Copy every line below without changing anything.

==============================

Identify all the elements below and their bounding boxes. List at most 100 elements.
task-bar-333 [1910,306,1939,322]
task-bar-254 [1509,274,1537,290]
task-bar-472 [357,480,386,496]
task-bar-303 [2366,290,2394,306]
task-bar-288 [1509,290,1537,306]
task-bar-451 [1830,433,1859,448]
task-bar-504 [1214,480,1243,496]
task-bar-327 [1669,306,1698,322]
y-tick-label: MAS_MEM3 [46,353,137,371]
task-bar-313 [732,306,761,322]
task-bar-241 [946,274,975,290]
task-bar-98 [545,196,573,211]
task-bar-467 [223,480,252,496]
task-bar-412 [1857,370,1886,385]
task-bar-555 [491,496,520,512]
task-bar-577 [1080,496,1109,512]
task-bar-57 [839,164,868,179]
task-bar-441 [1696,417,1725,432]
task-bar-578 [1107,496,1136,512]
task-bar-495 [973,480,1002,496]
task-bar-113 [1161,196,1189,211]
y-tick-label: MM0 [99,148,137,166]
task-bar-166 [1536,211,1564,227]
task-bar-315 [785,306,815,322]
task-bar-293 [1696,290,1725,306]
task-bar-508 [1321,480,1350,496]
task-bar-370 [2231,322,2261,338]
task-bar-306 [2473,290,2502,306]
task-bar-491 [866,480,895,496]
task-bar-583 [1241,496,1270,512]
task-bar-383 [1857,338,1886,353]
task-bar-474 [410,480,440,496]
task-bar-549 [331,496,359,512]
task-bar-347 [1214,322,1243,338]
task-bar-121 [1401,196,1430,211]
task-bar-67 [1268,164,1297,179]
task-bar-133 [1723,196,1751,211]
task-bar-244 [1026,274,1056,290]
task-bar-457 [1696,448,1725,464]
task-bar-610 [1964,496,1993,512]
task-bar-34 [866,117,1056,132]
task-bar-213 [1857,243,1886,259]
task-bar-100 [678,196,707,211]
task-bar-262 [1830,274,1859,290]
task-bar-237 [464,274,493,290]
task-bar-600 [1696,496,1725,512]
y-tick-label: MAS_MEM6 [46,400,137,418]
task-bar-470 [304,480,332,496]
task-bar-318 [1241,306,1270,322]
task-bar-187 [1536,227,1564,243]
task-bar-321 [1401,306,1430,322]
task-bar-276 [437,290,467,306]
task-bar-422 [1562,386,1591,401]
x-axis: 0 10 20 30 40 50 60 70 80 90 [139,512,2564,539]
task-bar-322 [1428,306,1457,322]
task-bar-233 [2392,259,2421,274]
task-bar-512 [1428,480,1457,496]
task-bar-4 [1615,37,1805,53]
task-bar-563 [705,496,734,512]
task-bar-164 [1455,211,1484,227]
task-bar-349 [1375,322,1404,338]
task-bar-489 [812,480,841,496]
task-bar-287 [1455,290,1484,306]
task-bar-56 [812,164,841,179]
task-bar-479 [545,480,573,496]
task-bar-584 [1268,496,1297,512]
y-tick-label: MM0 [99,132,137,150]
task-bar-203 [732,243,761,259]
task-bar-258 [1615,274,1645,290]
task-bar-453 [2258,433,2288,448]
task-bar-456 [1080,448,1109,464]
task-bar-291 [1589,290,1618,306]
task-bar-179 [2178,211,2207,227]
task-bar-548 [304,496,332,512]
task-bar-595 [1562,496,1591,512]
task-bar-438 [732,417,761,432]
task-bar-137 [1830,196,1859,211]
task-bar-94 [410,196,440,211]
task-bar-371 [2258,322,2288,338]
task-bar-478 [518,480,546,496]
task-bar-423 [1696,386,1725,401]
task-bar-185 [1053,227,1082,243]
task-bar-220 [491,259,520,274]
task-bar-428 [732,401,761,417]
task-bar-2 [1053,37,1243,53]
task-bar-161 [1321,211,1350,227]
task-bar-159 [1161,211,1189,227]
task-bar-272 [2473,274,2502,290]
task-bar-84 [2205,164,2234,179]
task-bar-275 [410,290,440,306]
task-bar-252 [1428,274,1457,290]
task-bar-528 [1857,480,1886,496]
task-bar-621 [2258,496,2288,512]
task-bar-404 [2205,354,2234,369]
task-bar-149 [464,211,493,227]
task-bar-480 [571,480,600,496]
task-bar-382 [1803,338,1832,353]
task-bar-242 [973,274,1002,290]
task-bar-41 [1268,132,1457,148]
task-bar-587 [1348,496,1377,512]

==============================

Worked solution:
Identify all the elements below and their bounding boxes. List at most 100 elements.
task-bar-333 [1910,306,1939,322]
task-bar-254 [1509,274,1537,290]
task-bar-472 [357,480,386,496]
task-bar-303 [2366,290,2394,306]
task-bar-288 [1509,290,1537,306]
task-bar-451 [1830,433,1859,448]
task-bar-504 [1214,480,1243,496]
task-bar-327 [1669,306,1698,322]
y-tick-label: MAS_MEM3 [46,353,137,371]
task-bar-313 [732,306,761,322]
task-bar-241 [946,274,975,290]
task-bar-98 [545,196,573,211]
task-bar-467 [223,480,252,496]
task-bar-412 [1857,370,1886,385]
task-bar-555 [491,496,520,512]
task-bar-577 [1080,496,1109,512]
task-bar-57 [839,164,868,179]
task-bar-441 [1696,417,1725,432]
task-bar-578 [1107,496,1136,512]
task-bar-495 [973,480,1002,496]
task-bar-113 [1161,196,1189,211]
y-tick-label: MM0 [99,148,137,166]
task-bar-166 [1536,211,1564,227]
task-bar-315 [785,306,815,322]
task-bar-293 [1696,290,1725,306]
task-bar-508 [1321,480,1350,496]
task-bar-370 [2231,322,2261,338]
task-bar-306 [2473,290,2502,306]
task-bar-491 [866,480,895,496]
task-bar-583 [1241,496,1270,512]
task-bar-383 [1857,338,1886,353]
task-bar-474 [410,480,440,496]
task-bar-549 [331,496,359,512]
task-bar-347 [1214,322,1243,338]
task-bar-121 [1401,196,1430,211]
task-bar-67 [1268,164,1297,179]
task-bar-133 [1723,196,1751,211]
task-bar-244 [1026,274,1056,290]
task-bar-457 [1696,448,1725,464]
task-bar-610 [1964,496,1993,512]
task-bar-34 [866,117,1056,132]
task-bar-213 [1857,243,1886,259]
task-bar-100 [678,196,707,211]
task-bar-262 [1830,274,1859,290]
task-bar-237 [464,274,493,290]
task-bar-600 [1696,496,1725,512]
y-tick-label: MAS_MEM6 [46,400,137,418]
task-bar-470 [304,480,332,496]
task-bar-318 [1241,306,1270,322]
task-bar-187 [1536,227,1564,243]
task-bar-321 [1401,306,1430,322]
task-bar-276 [437,290,467,306]
task-bar-422 [1562,386,1591,401]
x-axis: 0 10 20 30 40 50 60 70 80 90 [139,512,2564,539]
task-bar-322 [1428,306,1457,322]
task-bar-233 [2392,259,2421,274]
task-bar-512 [1428,480,1457,496]
task-bar-4 [1615,37,1805,53]
task-bar-563 [705,496,734,512]
task-bar-164 [1455,211,1484,227]
task-bar-349 [1375,322,1404,338]
task-bar-489 [812,480,841,496]
task-bar-287 [1455,290,1484,306]
task-bar-56 [812,164,841,179]
task-bar-479 [545,480,573,496]
task-bar-584 [1268,496,1297,512]
y-tick-label: MM0 [99,132,137,150]
task-bar-203 [732,243,761,259]
task-bar-258 [1615,274,1645,290]
task-bar-453 [2258,433,2288,448]
task-bar-456 [1080,448,1109,464]
task-bar-291 [1589,290,1618,306]
task-bar-179 [2178,211,2207,227]
task-bar-548 [304,496,332,512]
task-bar-595 [1562,496,1591,512]
task-bar-438 [732,417,761,432]
task-bar-137 [1830,196,1859,211]
task-bar-94 [410,196,440,211]
task-bar-371 [2258,322,2288,338]
task-bar-478 [518,480,546,496]
task-bar-423 [1696,386,1725,401]
task-bar-185 [1053,227,1082,243]
task-bar-220 [491,259,520,274]
task-bar-428 [732,401,761,417]
task-bar-2 [1053,37,1243,53]
task-bar-161 [1321,211,1350,227]
task-bar-159 [1161,211,1189,227]
task-bar-272 [2473,274,2502,290]
task-bar-84 [2205,164,2234,179]
task-bar-275 [410,290,440,306]
task-bar-252 [1428,274,1457,290]
task-bar-528 [1857,480,1886,496]
task-bar-621 [2258,496,2288,512]
task-bar-404 [2205,354,2234,369]
task-bar-149 [464,211,493,227]
task-bar-480 [571,480,600,496]
task-bar-382 [1803,338,1832,353]
task-bar-242 [973,274,1002,290]
task-bar-41 [1268,132,1457,148]
task-bar-587 [1348,496,1377,512]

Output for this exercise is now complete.